__YOUR OBJECTIVE__:
Gather every line below where "разом" appears.

** BEGIN PROVIDED MATERIAL **

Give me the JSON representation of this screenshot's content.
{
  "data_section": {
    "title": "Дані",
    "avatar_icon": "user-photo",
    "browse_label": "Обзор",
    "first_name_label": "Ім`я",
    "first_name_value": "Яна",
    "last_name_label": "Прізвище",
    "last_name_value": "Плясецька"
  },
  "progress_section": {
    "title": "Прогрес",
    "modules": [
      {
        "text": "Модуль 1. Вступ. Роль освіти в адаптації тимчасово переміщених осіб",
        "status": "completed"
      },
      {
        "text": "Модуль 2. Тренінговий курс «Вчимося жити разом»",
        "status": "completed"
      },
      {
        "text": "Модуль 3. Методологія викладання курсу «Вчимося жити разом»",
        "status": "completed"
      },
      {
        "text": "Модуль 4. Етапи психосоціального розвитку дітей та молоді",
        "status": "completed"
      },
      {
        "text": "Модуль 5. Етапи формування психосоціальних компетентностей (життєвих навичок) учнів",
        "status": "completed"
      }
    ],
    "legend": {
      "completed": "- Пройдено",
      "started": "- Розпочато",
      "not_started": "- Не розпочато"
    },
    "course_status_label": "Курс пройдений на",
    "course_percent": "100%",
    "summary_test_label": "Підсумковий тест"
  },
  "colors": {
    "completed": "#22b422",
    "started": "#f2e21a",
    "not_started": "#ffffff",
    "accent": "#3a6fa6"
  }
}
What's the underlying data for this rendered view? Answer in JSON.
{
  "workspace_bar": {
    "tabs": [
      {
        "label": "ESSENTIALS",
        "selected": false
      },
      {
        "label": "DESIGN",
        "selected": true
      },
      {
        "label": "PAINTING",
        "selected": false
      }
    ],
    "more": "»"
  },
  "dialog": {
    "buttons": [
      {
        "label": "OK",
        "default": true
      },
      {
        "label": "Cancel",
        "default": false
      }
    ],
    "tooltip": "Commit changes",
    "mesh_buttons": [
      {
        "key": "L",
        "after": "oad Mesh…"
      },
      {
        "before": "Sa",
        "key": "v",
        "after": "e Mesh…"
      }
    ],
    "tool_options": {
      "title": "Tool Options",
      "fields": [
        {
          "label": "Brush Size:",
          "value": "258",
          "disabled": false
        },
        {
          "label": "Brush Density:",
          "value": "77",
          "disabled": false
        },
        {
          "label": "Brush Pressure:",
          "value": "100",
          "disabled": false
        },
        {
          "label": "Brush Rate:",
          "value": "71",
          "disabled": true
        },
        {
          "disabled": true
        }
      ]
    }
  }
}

** END PROVIDED MATERIAL **

__FULL ANSWER__:
        "text": "Модуль 2. Тренінговий курс «Вчимося жити разом»",
        "text": "Модуль 3. Методологія викладання курсу «Вчимося жити разом»",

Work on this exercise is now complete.